[Begin Provided records]

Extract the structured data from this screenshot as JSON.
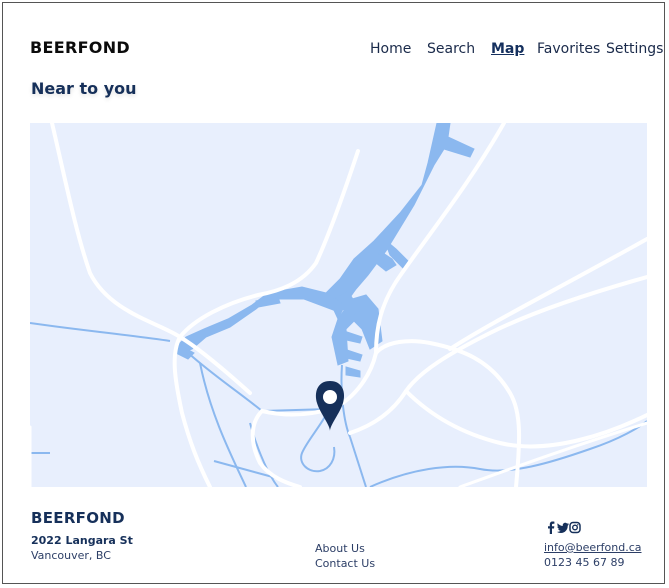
{
  "header": {
    "logo": "BEERFOND",
    "nav": [
      {
        "label": "Home"
      },
      {
        "label": "Search"
      },
      {
        "label": "Map",
        "active": true
      },
      {
        "label": "Favorites"
      },
      {
        "label": "Settings"
      }
    ]
  },
  "main": {
    "section_title": "Near to you",
    "map": {
      "marker_icon": "location-pin-icon",
      "colors": {
        "background": "#e8effd",
        "water": "#8bb8ef",
        "roads": "#ffffff",
        "marker": "#16305a"
      }
    }
  },
  "footer": {
    "logo": "BEERFOND",
    "address_line1": "2022 Langara St",
    "address_line2": "Vancouver, BC",
    "links": [
      {
        "label": "About Us"
      },
      {
        "label": "Contact Us"
      }
    ],
    "social_icons": [
      "facebook-icon",
      "twitter-icon",
      "instagram-icon"
    ],
    "email": "info@beerfond.ca",
    "phone": "0123 45 67 89"
  }
}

[End Provided records]

__Written exercise__
Leave the images out, please, and restate each line word for word.

__Solution__
Extract the structured data from this screenshot as JSON.
{
  "header": {
    "logo": "BEERFOND",
    "nav": [
      {
        "label": "Home"
      },
      {
        "label": "Search"
      },
      {
        "label": "Map",
        "active": true
      },
      {
        "label": "Favorites"
      },
      {
        "label": "Settings"
      }
    ]
  },
  "main": {
    "section_title": "Near to you",
    "map": {
      "marker_icon": "location-pin-icon",
      "colors": {
        "background": "#e8effd",
        "water": "#8bb8ef",
        "roads": "#ffffff",
        "marker": "#16305a"
      }
    }
  },
  "footer": {
    "logo": "BEERFOND",
    "address_line1": "2022 Langara St",
    "address_line2": "Vancouver, BC",
    "links": [
      {
        "label": "About Us"
      },
      {
        "label": "Contact Us"
      }
    ],
    "social_icons": [
      "facebook-icon",
      "twitter-icon",
      "instagram-icon"
    ],
    "email": "info@beerfond.ca",
    "phone": "0123 45 67 89"
  }
}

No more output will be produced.